>> begin
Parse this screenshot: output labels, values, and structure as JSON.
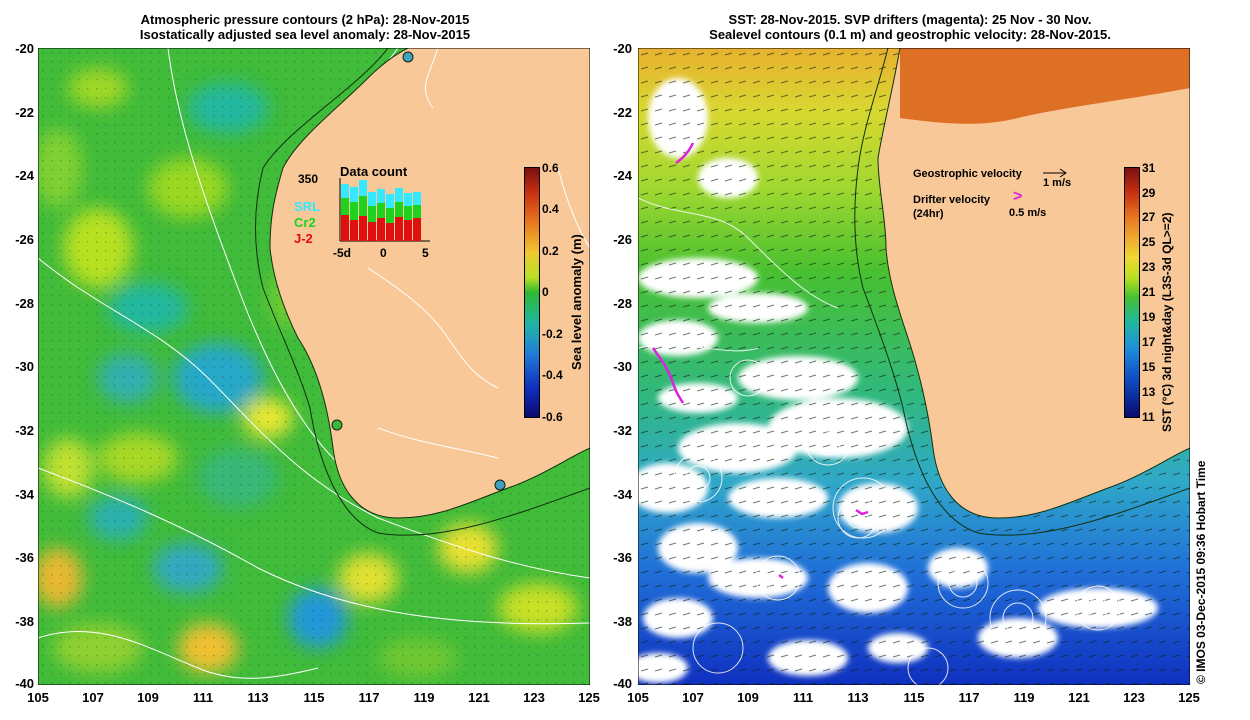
{
  "left_map": {
    "title_line1": "Atmospheric pressure contours (2 hPa): 28-Nov-2015",
    "title_line2": "Isostatically adjusted sea level anomaly: 28-Nov-2015",
    "y_ticks": [
      "-20",
      "-22",
      "-24",
      "-26",
      "-28",
      "-30",
      "-32",
      "-34",
      "-36",
      "-38",
      "-40"
    ],
    "x_ticks": [
      "105",
      "107",
      "109",
      "111",
      "113",
      "115",
      "117",
      "119",
      "121",
      "123",
      "125"
    ],
    "colorbar": {
      "label": "Sea level anomaly (m)",
      "ticks": [
        "0.6",
        "0.4",
        "0.2",
        "0",
        "-0.2",
        "-0.4",
        "-0.6"
      ],
      "min": -0.6,
      "max": 0.6
    },
    "inset": {
      "title": "Data count",
      "ymax_label": "350",
      "x_ticks": [
        "-5d",
        "0",
        "5"
      ],
      "legend": [
        {
          "name": "SRL",
          "color": "#33e8ff"
        },
        {
          "name": "Cr2",
          "color": "#1ed21e"
        },
        {
          "name": "J-2",
          "color": "#e01010"
        }
      ]
    }
  },
  "right_map": {
    "title_line1": "SST: 28-Nov-2015. SVP drifters (magenta): 25 Nov - 30 Nov.",
    "title_line2": "Sealevel contours (0.1 m) and geostrophic velocity: 28-Nov-2015.",
    "y_ticks": [
      "-20",
      "-22",
      "-24",
      "-26",
      "-28",
      "-30",
      "-32",
      "-34",
      "-36",
      "-38",
      "-40"
    ],
    "x_ticks": [
      "105",
      "107",
      "109",
      "111",
      "113",
      "115",
      "117",
      "119",
      "121",
      "123",
      "125"
    ],
    "colorbar": {
      "label": "SST (°C) 3d night&day (L3S-3d QL>=2)",
      "ticks": [
        "31",
        "29",
        "27",
        "25",
        "23",
        "21",
        "19",
        "17",
        "15",
        "13",
        "11"
      ],
      "min": 11,
      "max": 31
    },
    "legend": {
      "geostrophic_label": "Geostrophic velocity",
      "geostrophic_scale": "1 m/s",
      "drifter_label_line1": "Drifter velocity",
      "drifter_label_line2": "(24hr)",
      "drifter_scale": "0.5 m/s"
    }
  },
  "credit": "© IMOS 03-Dec-2015 09:36 Hobart Time",
  "colors": {
    "land": "#f8c898",
    "drifter": "#e020e0",
    "sla_base": "#3cb83c",
    "sst_land_north": "#d86010"
  }
}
>> end
Written task -
Repeat the records above verbatim, with no pictures in the result.

Exercise answer -
Parse this screenshot: output labels, values, and structure as JSON.
{
  "left_map": {
    "title_line1": "Atmospheric pressure contours (2 hPa): 28-Nov-2015",
    "title_line2": "Isostatically adjusted sea level anomaly: 28-Nov-2015",
    "y_ticks": [
      "-20",
      "-22",
      "-24",
      "-26",
      "-28",
      "-30",
      "-32",
      "-34",
      "-36",
      "-38",
      "-40"
    ],
    "x_ticks": [
      "105",
      "107",
      "109",
      "111",
      "113",
      "115",
      "117",
      "119",
      "121",
      "123",
      "125"
    ],
    "colorbar": {
      "label": "Sea level anomaly (m)",
      "ticks": [
        "0.6",
        "0.4",
        "0.2",
        "0",
        "-0.2",
        "-0.4",
        "-0.6"
      ],
      "min": -0.6,
      "max": 0.6
    },
    "inset": {
      "title": "Data count",
      "ymax_label": "350",
      "x_ticks": [
        "-5d",
        "0",
        "5"
      ],
      "legend": [
        {
          "name": "SRL",
          "color": "#33e8ff"
        },
        {
          "name": "Cr2",
          "color": "#1ed21e"
        },
        {
          "name": "J-2",
          "color": "#e01010"
        }
      ]
    }
  },
  "right_map": {
    "title_line1": "SST: 28-Nov-2015. SVP drifters (magenta): 25 Nov - 30 Nov.",
    "title_line2": "Sealevel contours (0.1 m) and geostrophic velocity: 28-Nov-2015.",
    "y_ticks": [
      "-20",
      "-22",
      "-24",
      "-26",
      "-28",
      "-30",
      "-32",
      "-34",
      "-36",
      "-38",
      "-40"
    ],
    "x_ticks": [
      "105",
      "107",
      "109",
      "111",
      "113",
      "115",
      "117",
      "119",
      "121",
      "123",
      "125"
    ],
    "colorbar": {
      "label": "SST (°C) 3d night&day (L3S-3d QL>=2)",
      "ticks": [
        "31",
        "29",
        "27",
        "25",
        "23",
        "21",
        "19",
        "17",
        "15",
        "13",
        "11"
      ],
      "min": 11,
      "max": 31
    },
    "legend": {
      "geostrophic_label": "Geostrophic velocity",
      "geostrophic_scale": "1 m/s",
      "drifter_label_line1": "Drifter velocity",
      "drifter_label_line2": "(24hr)",
      "drifter_scale": "0.5 m/s"
    }
  },
  "credit": "© IMOS 03-Dec-2015 09:36 Hobart Time",
  "colors": {
    "land": "#f8c898",
    "drifter": "#e020e0",
    "sla_base": "#3cb83c",
    "sst_land_north": "#d86010"
  }
}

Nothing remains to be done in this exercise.